YOUR GOAL: Copy out every line that contains "error".

(A run of records)
— START —
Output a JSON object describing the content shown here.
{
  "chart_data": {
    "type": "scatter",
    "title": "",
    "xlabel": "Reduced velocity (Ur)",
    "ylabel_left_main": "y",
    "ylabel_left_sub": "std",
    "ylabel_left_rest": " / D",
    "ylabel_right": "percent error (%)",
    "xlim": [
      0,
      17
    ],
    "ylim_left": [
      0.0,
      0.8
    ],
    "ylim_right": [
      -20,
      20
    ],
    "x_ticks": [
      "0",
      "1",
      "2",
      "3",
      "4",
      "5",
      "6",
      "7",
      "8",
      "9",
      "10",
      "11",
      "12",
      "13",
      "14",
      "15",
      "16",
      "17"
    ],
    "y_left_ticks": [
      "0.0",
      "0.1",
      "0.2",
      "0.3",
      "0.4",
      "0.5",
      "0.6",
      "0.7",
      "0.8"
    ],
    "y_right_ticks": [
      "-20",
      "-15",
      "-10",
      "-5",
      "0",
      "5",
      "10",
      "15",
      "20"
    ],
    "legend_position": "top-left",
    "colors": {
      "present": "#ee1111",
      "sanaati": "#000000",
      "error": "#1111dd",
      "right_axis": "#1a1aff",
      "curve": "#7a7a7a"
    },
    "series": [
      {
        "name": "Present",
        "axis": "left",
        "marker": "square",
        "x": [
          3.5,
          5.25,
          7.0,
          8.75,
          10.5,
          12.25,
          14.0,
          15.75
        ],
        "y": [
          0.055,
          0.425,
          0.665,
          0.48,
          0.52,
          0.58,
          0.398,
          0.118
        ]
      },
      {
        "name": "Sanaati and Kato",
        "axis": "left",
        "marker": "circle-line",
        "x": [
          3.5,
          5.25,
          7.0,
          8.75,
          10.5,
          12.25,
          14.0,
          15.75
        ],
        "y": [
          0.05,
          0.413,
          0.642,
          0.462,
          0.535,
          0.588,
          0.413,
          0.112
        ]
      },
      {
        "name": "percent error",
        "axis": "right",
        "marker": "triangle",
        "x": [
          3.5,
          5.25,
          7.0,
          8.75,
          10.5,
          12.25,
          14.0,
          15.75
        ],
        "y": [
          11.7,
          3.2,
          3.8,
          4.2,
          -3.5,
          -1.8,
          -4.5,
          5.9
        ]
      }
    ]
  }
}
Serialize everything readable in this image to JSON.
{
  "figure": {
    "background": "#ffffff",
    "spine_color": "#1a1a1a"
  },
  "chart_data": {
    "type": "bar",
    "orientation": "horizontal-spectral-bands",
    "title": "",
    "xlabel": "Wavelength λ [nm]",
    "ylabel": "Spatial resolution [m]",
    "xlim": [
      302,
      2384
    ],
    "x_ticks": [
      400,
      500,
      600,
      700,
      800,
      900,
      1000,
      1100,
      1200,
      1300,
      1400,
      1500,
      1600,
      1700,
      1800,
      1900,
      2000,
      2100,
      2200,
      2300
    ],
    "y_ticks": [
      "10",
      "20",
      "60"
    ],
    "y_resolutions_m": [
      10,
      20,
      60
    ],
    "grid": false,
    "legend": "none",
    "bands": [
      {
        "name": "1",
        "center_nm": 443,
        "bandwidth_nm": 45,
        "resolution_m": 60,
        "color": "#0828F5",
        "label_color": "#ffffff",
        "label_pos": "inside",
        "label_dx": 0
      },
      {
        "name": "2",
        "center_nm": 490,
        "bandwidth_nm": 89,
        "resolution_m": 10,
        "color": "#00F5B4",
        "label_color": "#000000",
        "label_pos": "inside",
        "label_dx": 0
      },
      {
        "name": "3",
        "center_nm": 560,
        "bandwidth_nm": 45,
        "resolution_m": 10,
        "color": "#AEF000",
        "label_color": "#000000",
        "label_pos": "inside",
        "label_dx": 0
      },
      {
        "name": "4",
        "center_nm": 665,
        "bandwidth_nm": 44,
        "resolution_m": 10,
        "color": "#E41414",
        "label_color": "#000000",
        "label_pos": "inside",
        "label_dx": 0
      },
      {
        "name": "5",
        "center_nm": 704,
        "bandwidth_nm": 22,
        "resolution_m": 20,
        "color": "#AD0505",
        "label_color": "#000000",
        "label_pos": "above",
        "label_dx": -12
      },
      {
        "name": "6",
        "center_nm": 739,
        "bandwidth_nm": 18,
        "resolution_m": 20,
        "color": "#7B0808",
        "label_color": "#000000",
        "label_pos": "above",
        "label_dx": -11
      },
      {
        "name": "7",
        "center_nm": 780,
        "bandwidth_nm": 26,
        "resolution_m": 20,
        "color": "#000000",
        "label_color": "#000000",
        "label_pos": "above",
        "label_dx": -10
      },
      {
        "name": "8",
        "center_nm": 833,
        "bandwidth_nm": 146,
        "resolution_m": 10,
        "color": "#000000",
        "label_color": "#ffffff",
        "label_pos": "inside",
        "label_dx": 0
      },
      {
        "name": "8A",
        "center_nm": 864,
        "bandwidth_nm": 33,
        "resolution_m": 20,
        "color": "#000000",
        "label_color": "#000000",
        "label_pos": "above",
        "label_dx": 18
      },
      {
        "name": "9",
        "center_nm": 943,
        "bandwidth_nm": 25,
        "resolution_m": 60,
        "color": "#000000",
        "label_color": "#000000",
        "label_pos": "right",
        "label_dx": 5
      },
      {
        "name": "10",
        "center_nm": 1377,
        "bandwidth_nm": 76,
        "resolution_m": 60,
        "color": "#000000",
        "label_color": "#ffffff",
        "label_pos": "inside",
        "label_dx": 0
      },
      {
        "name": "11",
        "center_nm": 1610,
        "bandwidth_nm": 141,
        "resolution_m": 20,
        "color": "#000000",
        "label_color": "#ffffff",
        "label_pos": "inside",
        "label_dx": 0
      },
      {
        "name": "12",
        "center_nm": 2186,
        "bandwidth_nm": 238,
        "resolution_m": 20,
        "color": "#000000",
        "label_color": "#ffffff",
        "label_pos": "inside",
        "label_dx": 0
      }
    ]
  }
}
— END —
— START —
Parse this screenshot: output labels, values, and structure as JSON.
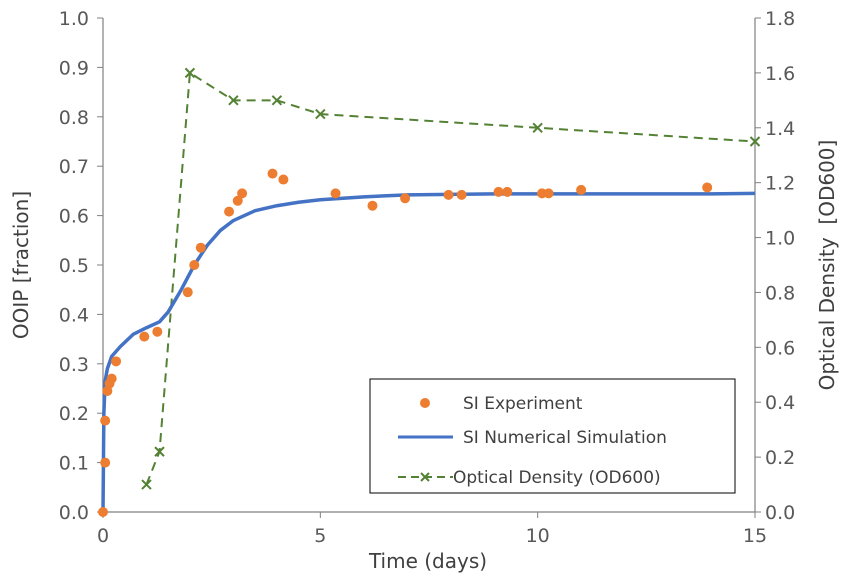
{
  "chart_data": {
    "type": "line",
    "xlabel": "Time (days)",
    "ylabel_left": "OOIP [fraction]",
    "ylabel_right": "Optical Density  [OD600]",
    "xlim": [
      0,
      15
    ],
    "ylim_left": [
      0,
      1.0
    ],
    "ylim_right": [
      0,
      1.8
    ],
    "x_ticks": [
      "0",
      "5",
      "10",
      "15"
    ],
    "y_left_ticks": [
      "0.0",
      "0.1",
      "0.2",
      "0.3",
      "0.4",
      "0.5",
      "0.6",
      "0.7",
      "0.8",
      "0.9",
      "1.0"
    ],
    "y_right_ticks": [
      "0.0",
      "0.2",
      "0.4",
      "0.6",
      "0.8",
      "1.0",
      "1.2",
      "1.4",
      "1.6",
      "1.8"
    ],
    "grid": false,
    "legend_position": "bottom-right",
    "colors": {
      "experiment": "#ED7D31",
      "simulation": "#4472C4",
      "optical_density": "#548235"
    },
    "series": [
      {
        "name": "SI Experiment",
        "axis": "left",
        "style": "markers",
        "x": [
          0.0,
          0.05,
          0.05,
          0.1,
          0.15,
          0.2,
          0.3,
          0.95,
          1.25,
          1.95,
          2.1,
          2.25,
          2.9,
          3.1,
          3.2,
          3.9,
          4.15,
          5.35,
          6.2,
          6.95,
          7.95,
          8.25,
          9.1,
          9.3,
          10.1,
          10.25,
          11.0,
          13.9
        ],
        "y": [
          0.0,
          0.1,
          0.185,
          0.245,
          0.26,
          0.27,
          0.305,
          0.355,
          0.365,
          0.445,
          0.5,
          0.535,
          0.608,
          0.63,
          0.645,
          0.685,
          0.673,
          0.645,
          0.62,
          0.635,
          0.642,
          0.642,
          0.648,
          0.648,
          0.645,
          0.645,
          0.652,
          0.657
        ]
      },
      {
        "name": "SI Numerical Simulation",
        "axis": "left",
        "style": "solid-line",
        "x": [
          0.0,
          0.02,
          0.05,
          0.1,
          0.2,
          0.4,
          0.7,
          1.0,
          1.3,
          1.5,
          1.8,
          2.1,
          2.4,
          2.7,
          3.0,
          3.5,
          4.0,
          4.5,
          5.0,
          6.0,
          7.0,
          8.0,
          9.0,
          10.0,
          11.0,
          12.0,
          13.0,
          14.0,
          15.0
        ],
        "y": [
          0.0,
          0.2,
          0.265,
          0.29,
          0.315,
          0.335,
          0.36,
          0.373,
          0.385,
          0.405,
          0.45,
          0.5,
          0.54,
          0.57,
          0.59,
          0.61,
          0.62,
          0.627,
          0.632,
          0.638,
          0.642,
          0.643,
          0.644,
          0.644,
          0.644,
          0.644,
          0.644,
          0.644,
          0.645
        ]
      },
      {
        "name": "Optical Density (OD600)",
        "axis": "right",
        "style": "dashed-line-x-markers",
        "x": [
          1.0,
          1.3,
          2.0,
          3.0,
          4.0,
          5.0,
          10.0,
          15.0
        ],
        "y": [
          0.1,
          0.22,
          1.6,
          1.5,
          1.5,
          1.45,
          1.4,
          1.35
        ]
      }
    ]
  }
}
— END —
— START —
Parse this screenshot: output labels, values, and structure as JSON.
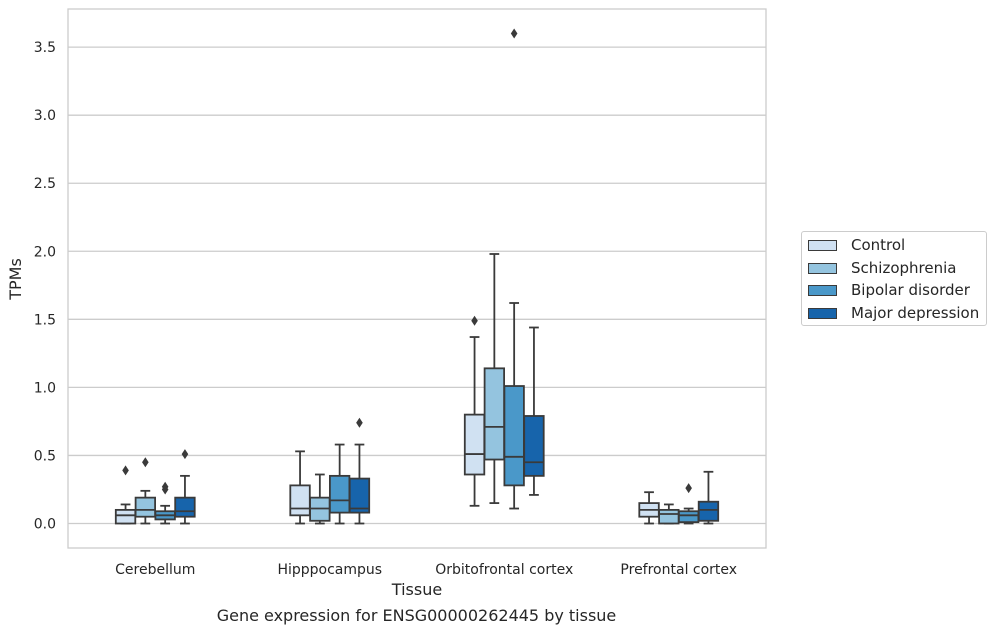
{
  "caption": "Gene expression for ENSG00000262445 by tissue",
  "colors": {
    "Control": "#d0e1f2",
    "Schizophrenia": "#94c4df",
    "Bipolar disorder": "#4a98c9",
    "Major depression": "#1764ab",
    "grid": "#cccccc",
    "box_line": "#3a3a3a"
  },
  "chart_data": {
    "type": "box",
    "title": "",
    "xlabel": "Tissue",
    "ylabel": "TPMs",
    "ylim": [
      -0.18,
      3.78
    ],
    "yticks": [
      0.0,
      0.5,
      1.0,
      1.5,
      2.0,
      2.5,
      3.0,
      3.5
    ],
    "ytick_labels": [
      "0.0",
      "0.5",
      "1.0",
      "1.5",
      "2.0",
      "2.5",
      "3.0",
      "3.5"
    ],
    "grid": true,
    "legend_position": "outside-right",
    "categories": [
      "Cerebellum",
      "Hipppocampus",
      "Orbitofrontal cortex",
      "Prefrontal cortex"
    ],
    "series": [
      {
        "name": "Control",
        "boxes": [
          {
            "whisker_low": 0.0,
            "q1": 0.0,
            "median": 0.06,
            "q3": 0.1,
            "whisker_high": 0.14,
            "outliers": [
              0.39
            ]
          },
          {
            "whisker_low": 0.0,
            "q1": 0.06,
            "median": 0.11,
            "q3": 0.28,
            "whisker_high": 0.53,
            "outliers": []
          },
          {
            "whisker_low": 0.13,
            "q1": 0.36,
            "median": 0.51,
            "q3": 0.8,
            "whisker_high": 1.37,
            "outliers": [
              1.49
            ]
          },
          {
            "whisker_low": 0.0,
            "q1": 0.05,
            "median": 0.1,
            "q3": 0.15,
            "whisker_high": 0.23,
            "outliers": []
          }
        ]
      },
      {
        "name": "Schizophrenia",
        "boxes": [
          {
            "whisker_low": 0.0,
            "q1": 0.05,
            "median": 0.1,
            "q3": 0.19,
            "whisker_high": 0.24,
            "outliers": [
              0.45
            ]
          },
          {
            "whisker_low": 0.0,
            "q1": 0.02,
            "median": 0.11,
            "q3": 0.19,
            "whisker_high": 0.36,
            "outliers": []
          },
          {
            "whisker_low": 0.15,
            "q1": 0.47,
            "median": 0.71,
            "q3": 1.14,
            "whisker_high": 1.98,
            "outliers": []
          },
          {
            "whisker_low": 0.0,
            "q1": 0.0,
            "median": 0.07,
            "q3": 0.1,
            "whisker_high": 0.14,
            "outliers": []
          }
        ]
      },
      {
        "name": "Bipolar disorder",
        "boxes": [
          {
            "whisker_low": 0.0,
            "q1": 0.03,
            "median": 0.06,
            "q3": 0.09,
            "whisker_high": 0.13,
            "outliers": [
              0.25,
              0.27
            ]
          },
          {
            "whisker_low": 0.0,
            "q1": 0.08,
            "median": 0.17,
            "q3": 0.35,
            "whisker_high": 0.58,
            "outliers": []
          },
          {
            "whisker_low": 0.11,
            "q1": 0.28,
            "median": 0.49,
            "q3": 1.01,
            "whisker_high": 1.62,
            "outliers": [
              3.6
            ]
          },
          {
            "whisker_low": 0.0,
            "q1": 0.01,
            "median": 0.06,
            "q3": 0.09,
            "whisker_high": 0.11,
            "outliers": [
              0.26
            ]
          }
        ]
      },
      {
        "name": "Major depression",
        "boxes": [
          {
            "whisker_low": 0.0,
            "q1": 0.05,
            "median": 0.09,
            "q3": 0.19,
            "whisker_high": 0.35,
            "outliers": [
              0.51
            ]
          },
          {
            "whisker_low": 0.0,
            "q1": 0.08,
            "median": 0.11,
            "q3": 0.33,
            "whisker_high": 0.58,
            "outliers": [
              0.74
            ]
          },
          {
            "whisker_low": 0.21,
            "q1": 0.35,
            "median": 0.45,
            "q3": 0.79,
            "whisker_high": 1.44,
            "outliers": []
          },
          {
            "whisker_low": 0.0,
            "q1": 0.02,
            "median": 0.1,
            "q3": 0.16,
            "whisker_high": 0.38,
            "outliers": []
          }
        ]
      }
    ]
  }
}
— END —
REPLY:
    "ylabel_right": "percent error (%)",
      "error": "#1111dd",
        "name": "percent error",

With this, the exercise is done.